» Instructions for the task
Images excluded, repeat each entry below exactly.

(Data entries for graphics)
------------------------

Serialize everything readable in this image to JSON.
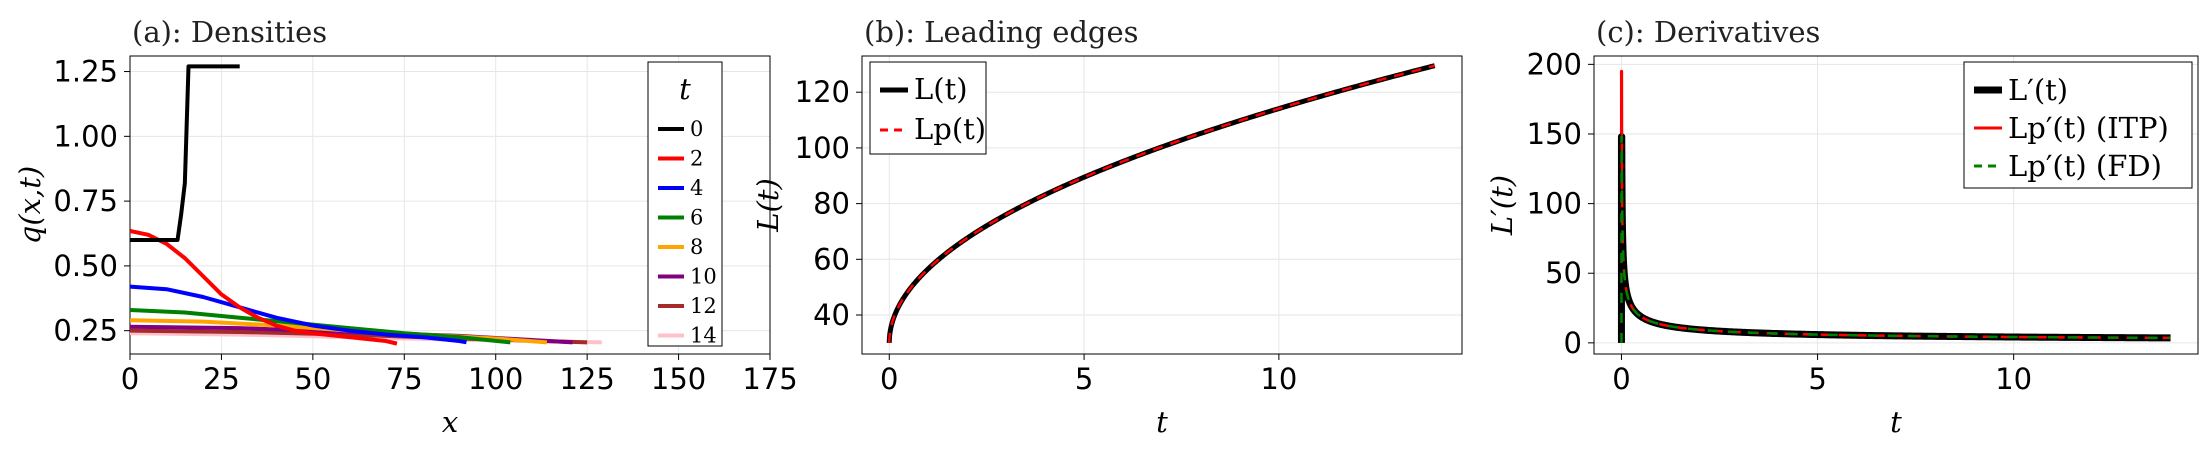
{
  "chart_data": [
    {
      "type": "line",
      "title": "(a): Densities",
      "xlabel": "x",
      "ylabel": "q(x,t)",
      "xlim": [
        0,
        175
      ],
      "ylim": [
        0.16,
        1.31
      ],
      "xticks": [
        0,
        25,
        50,
        75,
        100,
        125,
        150,
        175
      ],
      "yticks": [
        0.25,
        0.5,
        0.75,
        1.0,
        1.25
      ],
      "ytick_labels": [
        "0.25",
        "0.50",
        "0.75",
        "1.00",
        "1.25"
      ],
      "grid": true,
      "legend": {
        "title": "t",
        "placement": "top-right"
      },
      "series": [
        {
          "name": "0",
          "color": "#000000",
          "x": [
            0,
            13,
            14,
            15,
            16,
            30
          ],
          "y": [
            0.6,
            0.6,
            0.7,
            0.82,
            1.27,
            1.27
          ]
        },
        {
          "name": "2",
          "color": "#ff0000",
          "x": [
            0,
            5,
            10,
            15,
            20,
            25,
            30,
            35,
            40,
            45,
            50,
            60,
            70,
            73
          ],
          "y": [
            0.635,
            0.62,
            0.585,
            0.53,
            0.46,
            0.39,
            0.34,
            0.3,
            0.27,
            0.25,
            0.24,
            0.225,
            0.21,
            0.2
          ]
        },
        {
          "name": "4",
          "color": "#0000ff",
          "x": [
            0,
            10,
            20,
            30,
            40,
            50,
            60,
            70,
            80,
            90,
            92
          ],
          "y": [
            0.42,
            0.41,
            0.38,
            0.34,
            0.3,
            0.27,
            0.25,
            0.235,
            0.225,
            0.21,
            0.205
          ]
        },
        {
          "name": "6",
          "color": "#008000",
          "x": [
            0,
            15,
            30,
            45,
            60,
            75,
            90,
            104
          ],
          "y": [
            0.33,
            0.32,
            0.3,
            0.28,
            0.26,
            0.24,
            0.225,
            0.205
          ]
        },
        {
          "name": "8",
          "color": "#ffa500",
          "x": [
            0,
            20,
            40,
            60,
            80,
            100,
            114
          ],
          "y": [
            0.29,
            0.285,
            0.27,
            0.25,
            0.235,
            0.22,
            0.205
          ]
        },
        {
          "name": "10",
          "color": "#800080",
          "x": [
            0,
            30,
            60,
            90,
            121
          ],
          "y": [
            0.265,
            0.26,
            0.245,
            0.23,
            0.205
          ]
        },
        {
          "name": "12",
          "color": "#a52a2a",
          "x": [
            0,
            30,
            60,
            90,
            125
          ],
          "y": [
            0.25,
            0.245,
            0.235,
            0.22,
            0.205
          ]
        },
        {
          "name": "14",
          "color": "#ffc0cb",
          "x": [
            0,
            30,
            60,
            90,
            129
          ],
          "y": [
            0.24,
            0.235,
            0.225,
            0.215,
            0.205
          ]
        }
      ]
    },
    {
      "type": "line",
      "title": "(b): Leading edges",
      "xlabel": "t",
      "ylabel": "L(t)",
      "xlim": [
        -0.7,
        14.7
      ],
      "ylim": [
        26,
        133
      ],
      "xticks": [
        0,
        5,
        10
      ],
      "yticks": [
        40,
        60,
        80,
        100,
        120
      ],
      "grid": true,
      "legend": {
        "placement": "top-left"
      },
      "series": [
        {
          "name": "L(t)",
          "color": "#000000",
          "style": "solid"
        },
        {
          "name": "Lp(t)",
          "color": "#ff0000",
          "style": "dashed"
        }
      ],
      "model": {
        "form": "sqrt",
        "y0": 30,
        "scale": 26.6,
        "t_max": 14
      }
    },
    {
      "type": "line",
      "title": "(c):  Derivatives",
      "xlabel": "t",
      "ylabel": "L′(t)",
      "xlim": [
        -0.7,
        14.7
      ],
      "ylim": [
        -8,
        206
      ],
      "xticks": [
        0,
        5,
        10
      ],
      "yticks": [
        0,
        50,
        100,
        150,
        200
      ],
      "grid": true,
      "legend": {
        "placement": "top-right"
      },
      "series": [
        {
          "name": "L′(t)",
          "color": "#000000",
          "style": "solid",
          "peak": 148
        },
        {
          "name": "Lp′(t) (ITP)",
          "color": "#ff0000",
          "style": "solid",
          "peak": 195
        },
        {
          "name": "Lp′(t) (FD)",
          "color": "#008000",
          "style": "dashed",
          "peak": 148
        }
      ],
      "model": {
        "form": "inverse-sqrt",
        "scale": 13.3,
        "t_max": 14
      }
    }
  ]
}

------------------------

» Expected answer
Serialize everything readable in this image to JSON.
{
  "chart_data": [
    {
      "type": "line",
      "title": "(a): Densities",
      "xlabel": "x",
      "ylabel": "q(x,t)",
      "xlim": [
        0,
        175
      ],
      "ylim": [
        0.16,
        1.31
      ],
      "xticks": [
        0,
        25,
        50,
        75,
        100,
        125,
        150,
        175
      ],
      "yticks": [
        0.25,
        0.5,
        0.75,
        1.0,
        1.25
      ],
      "ytick_labels": [
        "0.25",
        "0.50",
        "0.75",
        "1.00",
        "1.25"
      ],
      "grid": true,
      "legend": {
        "title": "t",
        "placement": "top-right"
      },
      "series": [
        {
          "name": "0",
          "color": "#000000",
          "x": [
            0,
            13,
            14,
            15,
            16,
            30
          ],
          "y": [
            0.6,
            0.6,
            0.7,
            0.82,
            1.27,
            1.27
          ]
        },
        {
          "name": "2",
          "color": "#ff0000",
          "x": [
            0,
            5,
            10,
            15,
            20,
            25,
            30,
            35,
            40,
            45,
            50,
            60,
            70,
            73
          ],
          "y": [
            0.635,
            0.62,
            0.585,
            0.53,
            0.46,
            0.39,
            0.34,
            0.3,
            0.27,
            0.25,
            0.24,
            0.225,
            0.21,
            0.2
          ]
        },
        {
          "name": "4",
          "color": "#0000ff",
          "x": [
            0,
            10,
            20,
            30,
            40,
            50,
            60,
            70,
            80,
            90,
            92
          ],
          "y": [
            0.42,
            0.41,
            0.38,
            0.34,
            0.3,
            0.27,
            0.25,
            0.235,
            0.225,
            0.21,
            0.205
          ]
        },
        {
          "name": "6",
          "color": "#008000",
          "x": [
            0,
            15,
            30,
            45,
            60,
            75,
            90,
            104
          ],
          "y": [
            0.33,
            0.32,
            0.3,
            0.28,
            0.26,
            0.24,
            0.225,
            0.205
          ]
        },
        {
          "name": "8",
          "color": "#ffa500",
          "x": [
            0,
            20,
            40,
            60,
            80,
            100,
            114
          ],
          "y": [
            0.29,
            0.285,
            0.27,
            0.25,
            0.235,
            0.22,
            0.205
          ]
        },
        {
          "name": "10",
          "color": "#800080",
          "x": [
            0,
            30,
            60,
            90,
            121
          ],
          "y": [
            0.265,
            0.26,
            0.245,
            0.23,
            0.205
          ]
        },
        {
          "name": "12",
          "color": "#a52a2a",
          "x": [
            0,
            30,
            60,
            90,
            125
          ],
          "y": [
            0.25,
            0.245,
            0.235,
            0.22,
            0.205
          ]
        },
        {
          "name": "14",
          "color": "#ffc0cb",
          "x": [
            0,
            30,
            60,
            90,
            129
          ],
          "y": [
            0.24,
            0.235,
            0.225,
            0.215,
            0.205
          ]
        }
      ]
    },
    {
      "type": "line",
      "title": "(b): Leading edges",
      "xlabel": "t",
      "ylabel": "L(t)",
      "xlim": [
        -0.7,
        14.7
      ],
      "ylim": [
        26,
        133
      ],
      "xticks": [
        0,
        5,
        10
      ],
      "yticks": [
        40,
        60,
        80,
        100,
        120
      ],
      "grid": true,
      "legend": {
        "placement": "top-left"
      },
      "series": [
        {
          "name": "L(t)",
          "color": "#000000",
          "style": "solid"
        },
        {
          "name": "Lp(t)",
          "color": "#ff0000",
          "style": "dashed"
        }
      ],
      "model": {
        "form": "sqrt",
        "y0": 30,
        "scale": 26.6,
        "t_max": 14
      }
    },
    {
      "type": "line",
      "title": "(c):  Derivatives",
      "xlabel": "t",
      "ylabel": "L′(t)",
      "xlim": [
        -0.7,
        14.7
      ],
      "ylim": [
        -8,
        206
      ],
      "xticks": [
        0,
        5,
        10
      ],
      "yticks": [
        0,
        50,
        100,
        150,
        200
      ],
      "grid": true,
      "legend": {
        "placement": "top-right"
      },
      "series": [
        {
          "name": "L′(t)",
          "color": "#000000",
          "style": "solid",
          "peak": 148
        },
        {
          "name": "Lp′(t) (ITP)",
          "color": "#ff0000",
          "style": "solid",
          "peak": 195
        },
        {
          "name": "Lp′(t) (FD)",
          "color": "#008000",
          "style": "dashed",
          "peak": 148
        }
      ],
      "model": {
        "form": "inverse-sqrt",
        "scale": 13.3,
        "t_max": 14
      }
    }
  ]
}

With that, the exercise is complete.